Begin Data to use

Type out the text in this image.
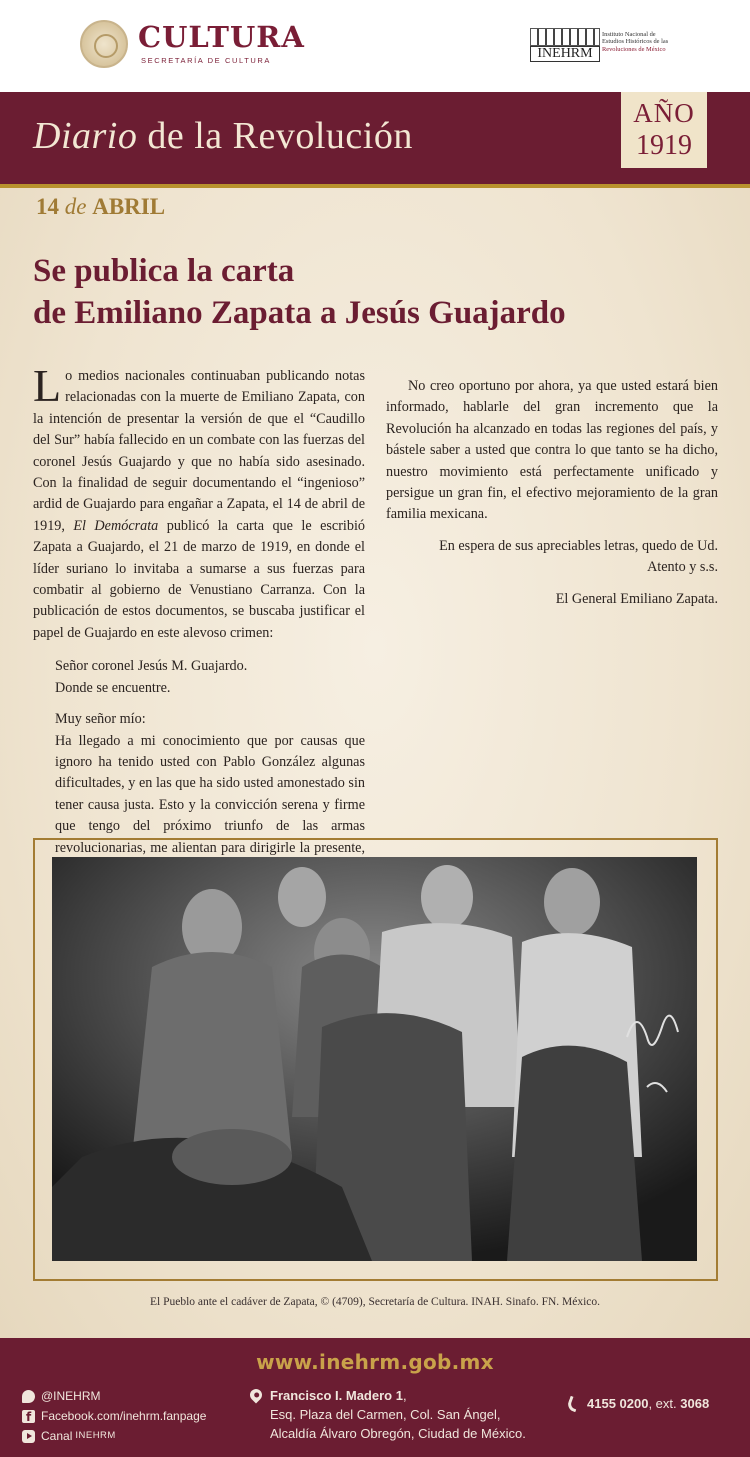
CULTURA
SECRETARÍA DE CULTURA	INEHRM
Instituto Nacional de
Estudios Históricos de las
Revoluciones de México
Diario de la Revolución
AÑO
1919
14 de ABRIL
Se publica la carta
de Emiliano Zapata a Jesús Guajardo

Lo medios nacionales continuaban publicando notas relacionadas con la muerte de Emiliano Zapata, con la intención de presentar la versión de que el “Caudillo del Sur” había fallecido en un combate con las fuerzas del coronel Jesús Guajardo y que no había sido asesinado. Con la finalidad de seguir documentando el “ingenioso” ardid de Guajardo para engañar a Zapata, el 14 de abril de 1919, El Demócrata publicó la carta que le escribió Zapata a Guajardo, el 21 de marzo de 1919, en donde el líder suriano lo invitaba a sumarse a sus fuerzas para combatir al gobierno de Venustiano Carranza. Con la publicación de estos documentos, se buscaba justificar el papel de Guajardo en este alevoso crimen:

Señor coronel Jesús M. Guajardo.
Donde se encuentre.
Muy señor mío:

Ha llegado a mi conocimiento que por causas que ignoro ha tenido usted con Pablo González algunas dificultades, y en las que ha sido usted amonestado sin tener causa justa. Esto y la convicción serena y firme que tengo del próximo triunfo de las armas revolucionarias, me alientan para dirigirle la presente,

No creo oportuno por ahora, ya que usted estará bien informado, hablarle del gran incremento que la Revolución ha alcanzado en todas las regiones del país, y bástele saber a usted que contra lo que tanto se ha dicho, nuestro movimiento está perfectamente unificado y persigue un gran fin, el efectivo mejoramiento de la gran familia mexicana.

En espera de sus apreciables letras, quedo de Ud.

Atento y s.s.

El General Emiliano Zapata.

El Pueblo ante el cadáver de Zapata, © (4709), Secretaría de Cultura. INAH. Sinafo. FN. México.
www.inehrm.gob.mx
@INEHRM
f
Facebook.com/inehrm.fanpage
Canal INEHRM
Francisco I. Madero 1,
Esq. Plaza del Carmen, Col. San Ángel,
Alcaldía Álvaro Obregón, Ciudad de México.
4155 0200, ext. 3068
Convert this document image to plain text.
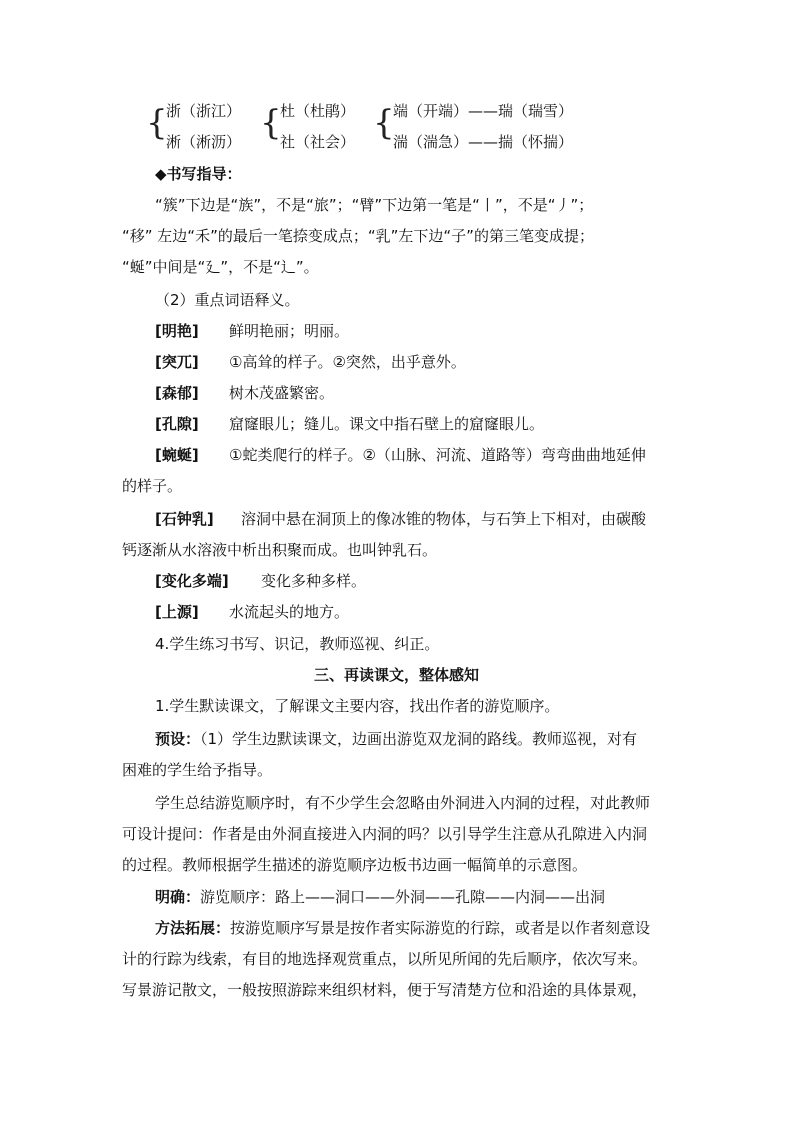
{
浙（浙江）
淅（淅沥） {
杜（杜鹃）
社（社会） {
端（开端）——瑞（瑞雪）
湍（湍急）——揣（怀揣）
◆书写指导：
“簇”下边是“族”，不是“旅”；“臂”下边第一笔是“丨”，不是“丿”；
“移” 左边“禾”的最后一笔捺变成点；“乳”左下边“子”的第三笔变成提；
“蜒”中间是“廴”，不是“辶”。
（2）重点词语释义。
[明艳] 鲜明艳丽；明丽。
[突兀] ①高耸的样子。②突然，出乎意外。
[森郁] 树木茂盛繁密。
[孔隙] 窟窿眼儿；缝儿。课文中指石壁上的窟窿眼儿。
[蜿蜒] ①蛇类爬行的样子。②（山脉、河流、道路等）弯弯曲曲地延伸
的样子。
[石钟乳] 溶洞中悬在洞顶上的像冰锥的物体，与石笋上下相对，由碳酸
钙逐渐从水溶液中析出积聚而成。也叫钟乳石。
[变化多端] 变化多种多样。
[上源] 水流起头的地方。
4.学生练习书写、识记，教师巡视、纠正。
三、再读课文，整体感知
1.学生默读课文，了解课文主要内容，找出作者的游览顺序。
预设：（1）学生边默读课文，边画出游览双龙洞的路线。教师巡视，对有
困难的学生给予指导。
学生总结游览顺序时，有不少学生会忽略由外洞进入内洞的过程，对此教师
可设计提问：作者是由外洞直接进入内洞的吗？以引导学生注意从孔隙进入内洞
的过程。教师根据学生描述的游览顺序边板书边画一幅简单的示意图。
明确：游览顺序：路上——洞口——外洞——孔隙——内洞——出洞
方法拓展：按游览顺序写景是按作者实际游览的行踪，或者是以作者刻意设
计的行踪为线索，有目的地选择观赏重点，以所见所闻的先后顺序，依次写来。
写景游记散文，一般按照游踪来组织材料，便于写清楚方位和沿途的具体景观，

End Data to use

Short exercise —
Restate the whole listing above exactly, except for its images.

Full response —
Type out the text in this image.
CULTURA
SECRETARÍA DE CULTURA	INEHRM
Instituto Nacional de
Estudios Históricos de las
Revoluciones de México
Diario de la Revolución
AÑO
1919
14 de ABRIL
Se publica la carta
de Emiliano Zapata a Jesús Guajardo

Lo medios nacionales continuaban publicando notas relacionadas con la muerte de Emiliano Zapata, con la intención de presentar la versión de que el “Caudillo del Sur” había fallecido en un combate con las fuerzas del coronel Jesús Guajardo y que no había sido asesinado. Con la finalidad de seguir documentando el “ingenioso” ardid de Guajardo para engañar a Zapata, el 14 de abril de 1919, El Demócrata publicó la carta que le escribió Zapata a Guajardo, el 21 de marzo de 1919, en donde el líder suriano lo invitaba a sumarse a sus fuerzas para combatir al gobierno de Venustiano Carranza. Con la publicación de estos documentos, se buscaba justificar el papel de Guajardo en este alevoso crimen:

Señor coronel Jesús M. Guajardo.
Donde se encuentre.
Muy señor mío:

Ha llegado a mi conocimiento que por causas que ignoro ha tenido usted con Pablo González algunas dificultades, y en las que ha sido usted amonestado sin tener causa justa. Esto y la convicción serena y firme que tengo del próximo triunfo de las armas revolucionarias, me alientan para dirigirle la presente,

No creo oportuno por ahora, ya que usted estará bien informado, hablarle del gran incremento que la Revolución ha alcanzado en todas las regiones del país, y bástele saber a usted que contra lo que tanto se ha dicho, nuestro movimiento está perfectamente unificado y persigue un gran fin, el efectivo mejoramiento de la gran familia mexicana.

En espera de sus apreciables letras, quedo de Ud.

Atento y s.s.

El General Emiliano Zapata.

El Pueblo ante el cadáver de Zapata, © (4709), Secretaría de Cultura. INAH. Sinafo. FN. México.
www.inehrm.gob.mx
@INEHRM
f
Facebook.com/inehrm.fanpage
Canal INEHRM
Francisco I. Madero 1,
Esq. Plaza del Carmen, Col. San Ángel,
Alcaldía Álvaro Obregón, Ciudad de México.
4155 0200, ext. 3068
Convert this document image to plain text.
{
浙（浙江）
淅（淅沥） {
杜（杜鹃）
社（社会） {
端（开端）——瑞（瑞雪）
湍（湍急）——揣（怀揣）
◆书写指导：
“簇”下边是“族”，不是“旅”；“臂”下边第一笔是“丨”，不是“丿”；
“移” 左边“禾”的最后一笔捺变成点；“乳”左下边“子”的第三笔变成提；
“蜒”中间是“廴”，不是“辶”。
（2）重点词语释义。
[明艳] 鲜明艳丽；明丽。
[突兀] ①高耸的样子。②突然，出乎意外。
[森郁] 树木茂盛繁密。
[孔隙] 窟窿眼儿；缝儿。课文中指石壁上的窟窿眼儿。
[蜿蜒] ①蛇类爬行的样子。②（山脉、河流、道路等）弯弯曲曲地延伸
的样子。
[石钟乳] 溶洞中悬在洞顶上的像冰锥的物体，与石笋上下相对，由碳酸
钙逐渐从水溶液中析出积聚而成。也叫钟乳石。
[变化多端] 变化多种多样。
[上源] 水流起头的地方。
4.学生练习书写、识记，教师巡视、纠正。
三、再读课文，整体感知
1.学生默读课文，了解课文主要内容，找出作者的游览顺序。
预设：（1）学生边默读课文，边画出游览双龙洞的路线。教师巡视，对有
困难的学生给予指导。
学生总结游览顺序时，有不少学生会忽略由外洞进入内洞的过程，对此教师
可设计提问：作者是由外洞直接进入内洞的吗？以引导学生注意从孔隙进入内洞
的过程。教师根据学生描述的游览顺序边板书边画一幅简单的示意图。
明确：游览顺序：路上——洞口——外洞——孔隙——内洞——出洞
方法拓展：按游览顺序写景是按作者实际游览的行踪，或者是以作者刻意设
计的行踪为线索，有目的地选择观赏重点，以所见所闻的先后顺序，依次写来。
写景游记散文，一般按照游踪来组织材料，便于写清楚方位和沿途的具体景观，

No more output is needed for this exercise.